_Short task:_ Reproduce every line of the material below, but drop the pictures.

_Stored rows:_
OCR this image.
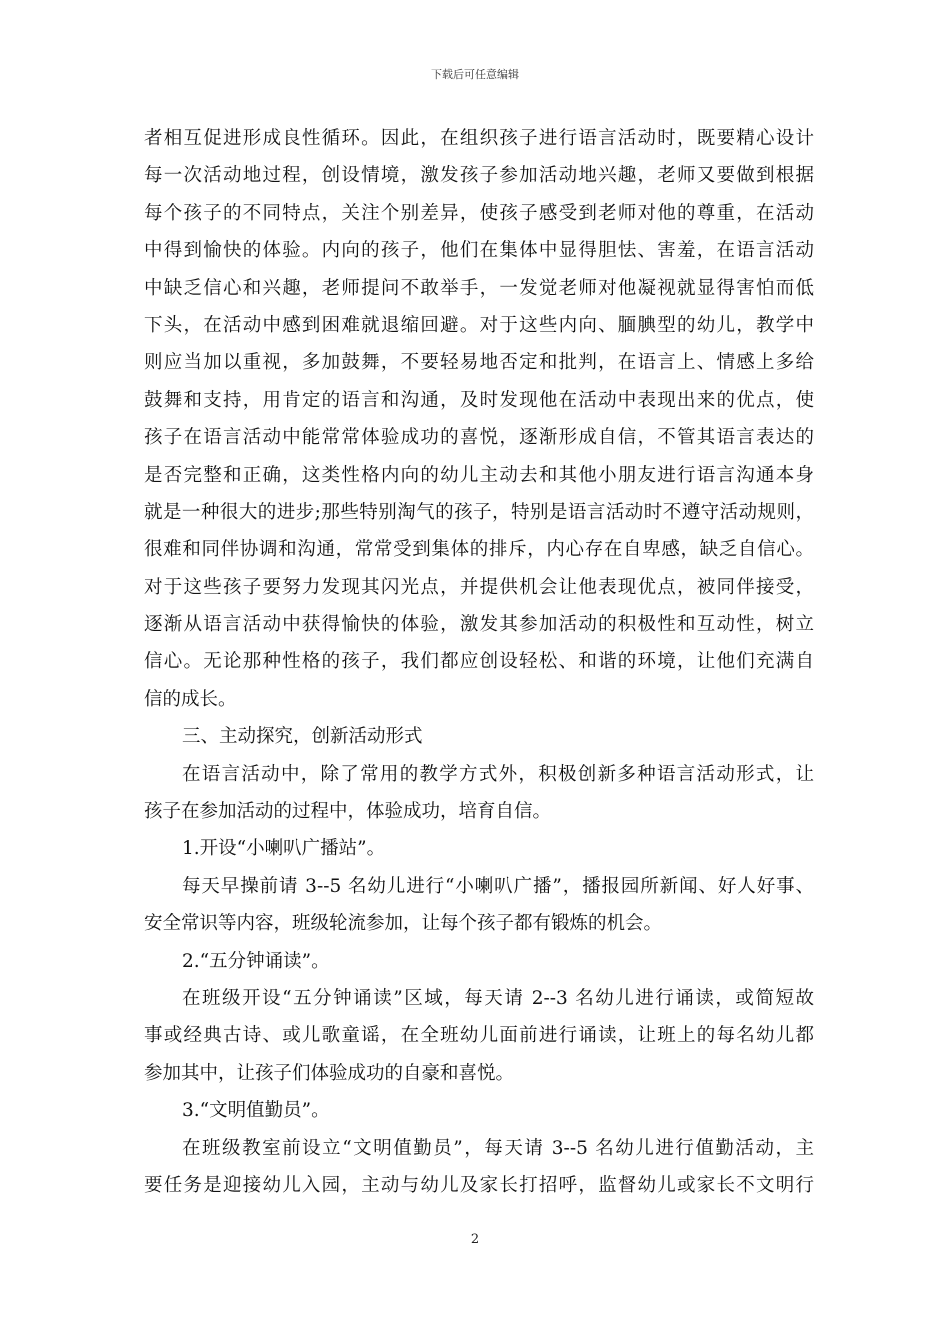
下载后可任意编辑
者相互促进形成良性循环。因此，在组织孩子进行语言活动时，既要精心设计
每一次活动地过程，创设情境，激发孩子参加活动地兴趣，老师又要做到根据
每个孩子的不同特点，关注个别差异，使孩子感受到老师对他的尊重，在活动
中得到愉快的体验。内向的孩子，他们在集体中显得胆怯、害羞，在语言活动
中缺乏信心和兴趣，老师提问不敢举手，一发觉老师对他凝视就显得害怕而低
下头，在活动中感到困难就退缩回避。对于这些内向、腼腆型的幼儿，教学中
则应当加以重视，多加鼓舞，不要轻易地否定和批判，在语言上、情感上多给
鼓舞和支持，用肯定的语言和沟通，及时发现他在活动中表现出来的优点，使
孩子在语言活动中能常常体验成功的喜悦，逐渐形成自信，不管其语言表达的
是否完整和正确，这类性格内向的幼儿主动去和其他小朋友进行语言沟通本身
就是一种很大的进步;那些特别淘气的孩子，特别是语言活动时不遵守活动规则，
很难和同伴协调和沟通，常常受到集体的排斥，内心存在自卑感，缺乏自信心。
对于这些孩子要努力发现其闪光点，并提供机会让他表现优点，被同伴接受，
逐渐从语言活动中获得愉快的体验，激发其参加活动的积极性和互动性，树立
信心。无论那种性格的孩子，我们都应创设轻松、和谐的环境，让他们充满自
信的成长。
三、主动探究，创新活动形式
在语言活动中，除了常用的教学方式外，积极创新多种语言活动形式，让
孩子在参加活动的过程中，体验成功，培育自信。
1.开设“小喇叭广播站”。
每天早操前请 3--5 名幼儿进行“小喇叭广播”，播报园所新闻、好人好事、
安全常识等内容，班级轮流参加，让每个孩子都有锻炼的机会。
2.“五分钟诵读”。
在班级开设“五分钟诵读”区域，每天请 2--3 名幼儿进行诵读，或简短故
事或经典古诗、或儿歌童谣，在全班幼儿面前进行诵读，让班上的每名幼儿都
参加其中，让孩子们体验成功的自豪和喜悦。
3.“文明值勤员”。
在班级教室前设立“文明值勤员”，每天请 3--5 名幼儿进行值勤活动，主
要任务是迎接幼儿入园，主动与幼儿及家长打招呼，监督幼儿或家长不文明行
2
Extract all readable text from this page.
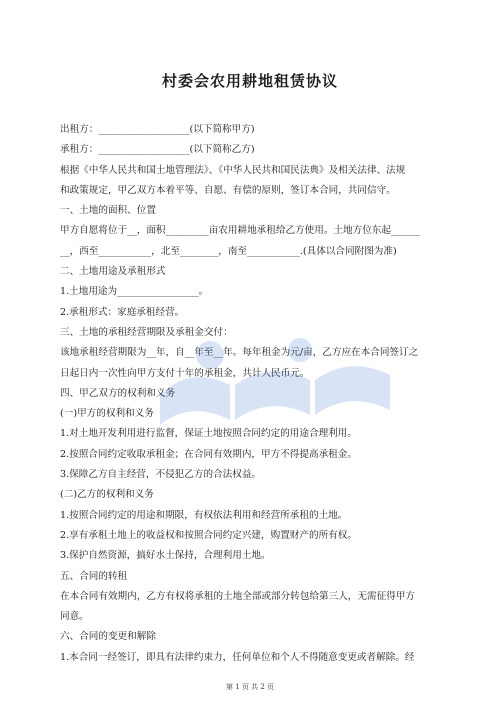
村委会农用耕地租赁协议
出租方：___________________(以下简称甲方)
承租方：___________________(以下简称乙方)
根据《中华人民共和国土地管理法》、《中华人民共和国民法典》及相关法律、法规
和政策规定，甲乙双方本着平等、自愿、有偿的原则，签订本合同，共同信守。
一、土地的面积、位置
甲方自愿将位于__，面积_________亩农用耕地承租给乙方使用。土地方位东起______
__，西至___________，北至________，南至___________.(具体以合同附图为准)
二、土地用途及承租形式
1.土地用途为_________________。
2.承租形式：家庭承租经营。
三、土地的承租经营期限及承租金交付：
该地承租经营期限为__年，自__年至__年。每年租金为元/亩，乙方应在本合同签订之
日起日内一次性向甲方支付十年的承租金，共计人民币元。
四、甲乙双方的权利和义务
(一)甲方的权利和义务
1.对土地开发利用进行监督，保证土地按照合同约定的用途合理利用。
2.按照合同约定收取承租金；在合同有效期内，甲方不得提高承租金。
3.保障乙方自主经营，不侵犯乙方的合法权益。
(二)乙方的权利和义务
1.按照合同约定的用途和期限，有权依法利用和经营所承租的土地。
2.享有承租土地上的收益权和按照合同约定兴建，购置财产的所有权。
3.保护自然资源，搞好水土保持，合理利用土地。
五、合同的转租
在本合同有效期内，乙方有权将承租的土地全部或部分转包给第三人，无需征得甲方
同意。
六、合同的变更和解除
1.本合同一经签订，即具有法律约束力，任何单位和个人不得随意变更或者解除。经
第 1 页 共 2 页
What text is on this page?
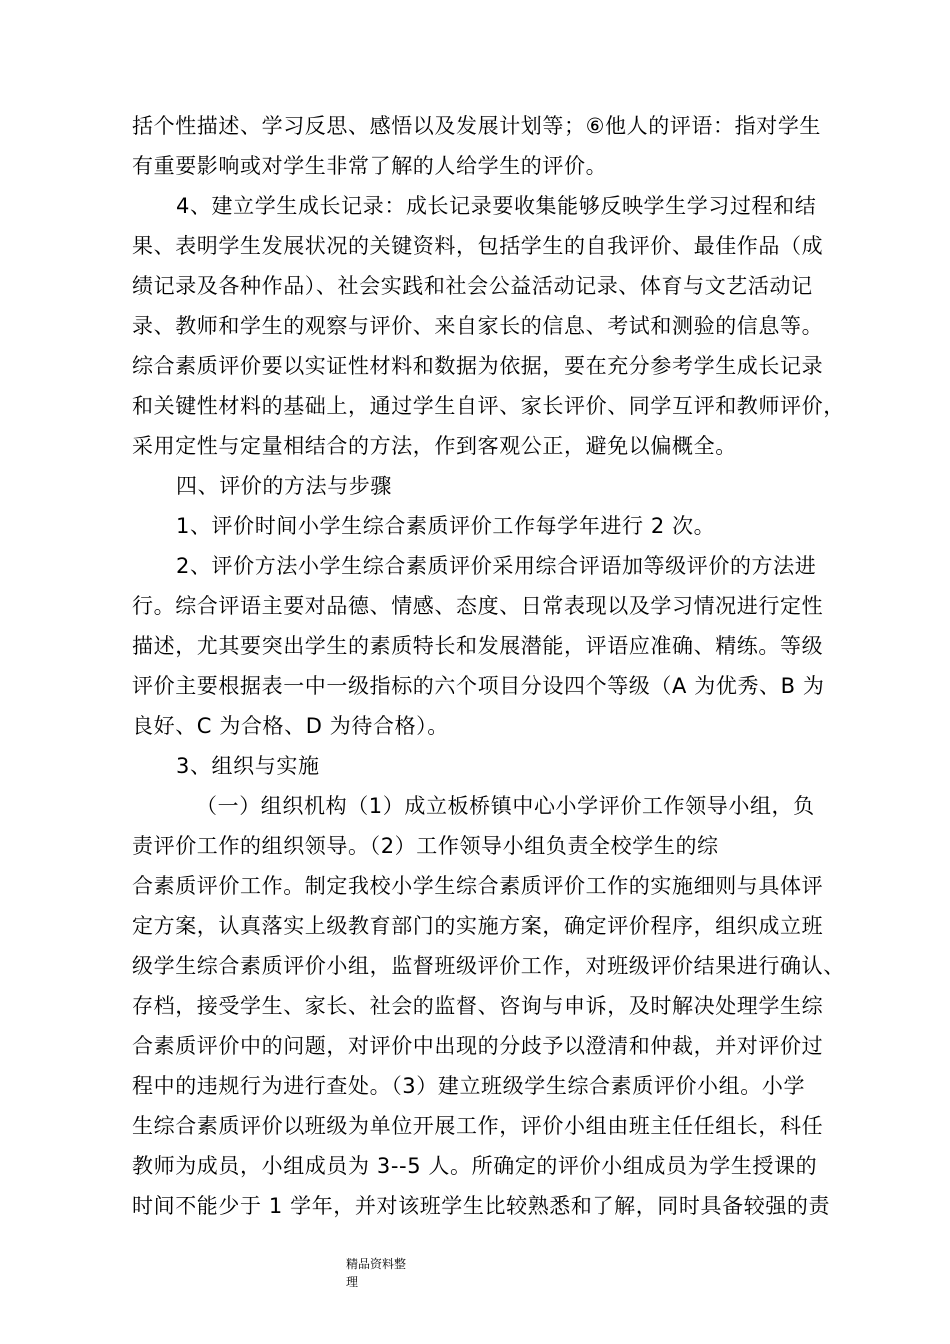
括个性描述、学习反思、感悟以及发展计划等；⑥他人的评语：指对学生
有重要影响或对学生非常了解的人给学生的评价。
4、建立学生成长记录：成长记录要收集能够反映学生学习过程和结
果、表明学生发展状况的关键资料，包括学生的自我评价、最佳作品（成
绩记录及各种作品）、社会实践和社会公益活动记录、体育与文艺活动记
录、教师和学生的观察与评价、来自家长的信息、考试和测验的信息等。
综合素质评价要以实证性材料和数据为依据，要在充分参考学生成长记录
和关键性材料的基础上，通过学生自评、家长评价、同学互评和教师评价，
采用定性与定量相结合的方法，作到客观公正，避免以偏概全。
四、评价的方法与步骤
1、评价时间小学生综合素质评价工作每学年进行 2 次。
2、评价方法小学生综合素质评价采用综合评语加等级评价的方法进
行。综合评语主要对品德、情感、态度、日常表现以及学习情况进行定性
描述，尤其要突出学生的素质特长和发展潜能，评语应准确、精练。等级
评价主要根据表一中一级指标的六个项目分设四个等级（A 为优秀、B 为
良好、C 为合格、D 为待合格）。
3、组织与实施
（一）组织机构（1）成立板桥镇中心小学评价工作领导小组，负
责评价工作的组织领导。（2）工作领导小组负责全校学生的综
合素质评价工作。制定我校小学生综合素质评价工作的实施细则与具体评
定方案，认真落实上级教育部门的实施方案，确定评价程序，组织成立班
级学生综合素质评价小组，监督班级评价工作，对班级评价结果进行确认、
存档，接受学生、家长、社会的监督、咨询与申诉，及时解决处理学生综
合素质评价中的问题，对评价中出现的分歧予以澄清和仲裁，并对评价过
程中的违规行为进行查处。（3）建立班级学生综合素质评价小组。小学
生综合素质评价以班级为单位开展工作，评价小组由班主任任组长，科任
教师为成员，小组成员为 3--5 人。所确定的评价小组成员为学生授课的
时间不能少于 1 学年，并对该班学生比较熟悉和了解，同时具备较强的责
精品资料整
理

_Complete output:_
OCR this image.
下载后可任意编辑
者相互促进形成良性循环。因此，在组织孩子进行语言活动时，既要精心设计
每一次活动地过程，创设情境，激发孩子参加活动地兴趣，老师又要做到根据
每个孩子的不同特点，关注个别差异，使孩子感受到老师对他的尊重，在活动
中得到愉快的体验。内向的孩子，他们在集体中显得胆怯、害羞，在语言活动
中缺乏信心和兴趣，老师提问不敢举手，一发觉老师对他凝视就显得害怕而低
下头，在活动中感到困难就退缩回避。对于这些内向、腼腆型的幼儿，教学中
则应当加以重视，多加鼓舞，不要轻易地否定和批判，在语言上、情感上多给
鼓舞和支持，用肯定的语言和沟通，及时发现他在活动中表现出来的优点，使
孩子在语言活动中能常常体验成功的喜悦，逐渐形成自信，不管其语言表达的
是否完整和正确，这类性格内向的幼儿主动去和其他小朋友进行语言沟通本身
就是一种很大的进步;那些特别淘气的孩子，特别是语言活动时不遵守活动规则，
很难和同伴协调和沟通，常常受到集体的排斥，内心存在自卑感，缺乏自信心。
对于这些孩子要努力发现其闪光点，并提供机会让他表现优点，被同伴接受，
逐渐从语言活动中获得愉快的体验，激发其参加活动的积极性和互动性，树立
信心。无论那种性格的孩子，我们都应创设轻松、和谐的环境，让他们充满自
信的成长。
三、主动探究，创新活动形式
在语言活动中，除了常用的教学方式外，积极创新多种语言活动形式，让
孩子在参加活动的过程中，体验成功，培育自信。
1.开设“小喇叭广播站”。
每天早操前请 3--5 名幼儿进行“小喇叭广播”，播报园所新闻、好人好事、
安全常识等内容，班级轮流参加，让每个孩子都有锻炼的机会。
2.“五分钟诵读”。
在班级开设“五分钟诵读”区域，每天请 2--3 名幼儿进行诵读，或简短故
事或经典古诗、或儿歌童谣，在全班幼儿面前进行诵读，让班上的每名幼儿都
参加其中，让孩子们体验成功的自豪和喜悦。
3.“文明值勤员”。
在班级教室前设立“文明值勤员”，每天请 3--5 名幼儿进行值勤活动，主
要任务是迎接幼儿入园，主动与幼儿及家长打招呼，监督幼儿或家长不文明行
2
Extract all readable text from this page.
村委会农用耕地租赁协议
出租方：___________________(以下简称甲方)
承租方：___________________(以下简称乙方)
根据《中华人民共和国土地管理法》、《中华人民共和国民法典》及相关法律、法规
和政策规定，甲乙双方本着平等、自愿、有偿的原则，签订本合同，共同信守。
一、土地的面积、位置
甲方自愿将位于__，面积_________亩农用耕地承租给乙方使用。土地方位东起______
__，西至___________，北至________，南至___________.(具体以合同附图为准)
二、土地用途及承租形式
1.土地用途为_________________。
2.承租形式：家庭承租经营。
三、土地的承租经营期限及承租金交付：
该地承租经营期限为__年，自__年至__年。每年租金为元/亩，乙方应在本合同签订之
日起日内一次性向甲方支付十年的承租金，共计人民币元。
四、甲乙双方的权利和义务
(一)甲方的权利和义务
1.对土地开发利用进行监督，保证土地按照合同约定的用途合理利用。
2.按照合同约定收取承租金；在合同有效期内，甲方不得提高承租金。
3.保障乙方自主经营，不侵犯乙方的合法权益。
(二)乙方的权利和义务
1.按照合同约定的用途和期限，有权依法利用和经营所承租的土地。
2.享有承租土地上的收益权和按照合同约定兴建，购置财产的所有权。
3.保护自然资源，搞好水土保持，合理利用土地。
五、合同的转租
在本合同有效期内，乙方有权将承租的土地全部或部分转包给第三人，无需征得甲方
同意。
六、合同的变更和解除
1.本合同一经签订，即具有法律约束力，任何单位和个人不得随意变更或者解除。经
第 1 页 共 2 页
What text is on this page?
括个性描述、学习反思、感悟以及发展计划等；⑥他人的评语：指对学生
有重要影响或对学生非常了解的人给学生的评价。
4、建立学生成长记录：成长记录要收集能够反映学生学习过程和结
果、表明学生发展状况的关键资料，包括学生的自我评价、最佳作品（成
绩记录及各种作品）、社会实践和社会公益活动记录、体育与文艺活动记
录、教师和学生的观察与评价、来自家长的信息、考试和测验的信息等。
综合素质评价要以实证性材料和数据为依据，要在充分参考学生成长记录
和关键性材料的基础上，通过学生自评、家长评价、同学互评和教师评价，
采用定性与定量相结合的方法，作到客观公正，避免以偏概全。
四、评价的方法与步骤
1、评价时间小学生综合素质评价工作每学年进行 2 次。
2、评价方法小学生综合素质评价采用综合评语加等级评价的方法进
行。综合评语主要对品德、情感、态度、日常表现以及学习情况进行定性
描述，尤其要突出学生的素质特长和发展潜能，评语应准确、精练。等级
评价主要根据表一中一级指标的六个项目分设四个等级（A 为优秀、B 为
良好、C 为合格、D 为待合格）。
3、组织与实施
（一）组织机构（1）成立板桥镇中心小学评价工作领导小组，负
责评价工作的组织领导。（2）工作领导小组负责全校学生的综
合素质评价工作。制定我校小学生综合素质评价工作的实施细则与具体评
定方案，认真落实上级教育部门的实施方案，确定评价程序，组织成立班
级学生综合素质评价小组，监督班级评价工作，对班级评价结果进行确认、
存档，接受学生、家长、社会的监督、咨询与申诉，及时解决处理学生综
合素质评价中的问题，对评价中出现的分歧予以澄清和仲裁，并对评价过
程中的违规行为进行查处。（3）建立班级学生综合素质评价小组。小学
生综合素质评价以班级为单位开展工作，评价小组由班主任任组长，科任
教师为成员，小组成员为 3--5 人。所确定的评价小组成员为学生授课的
时间不能少于 1 学年，并对该班学生比较熟悉和了解，同时具备较强的责
精品资料整
理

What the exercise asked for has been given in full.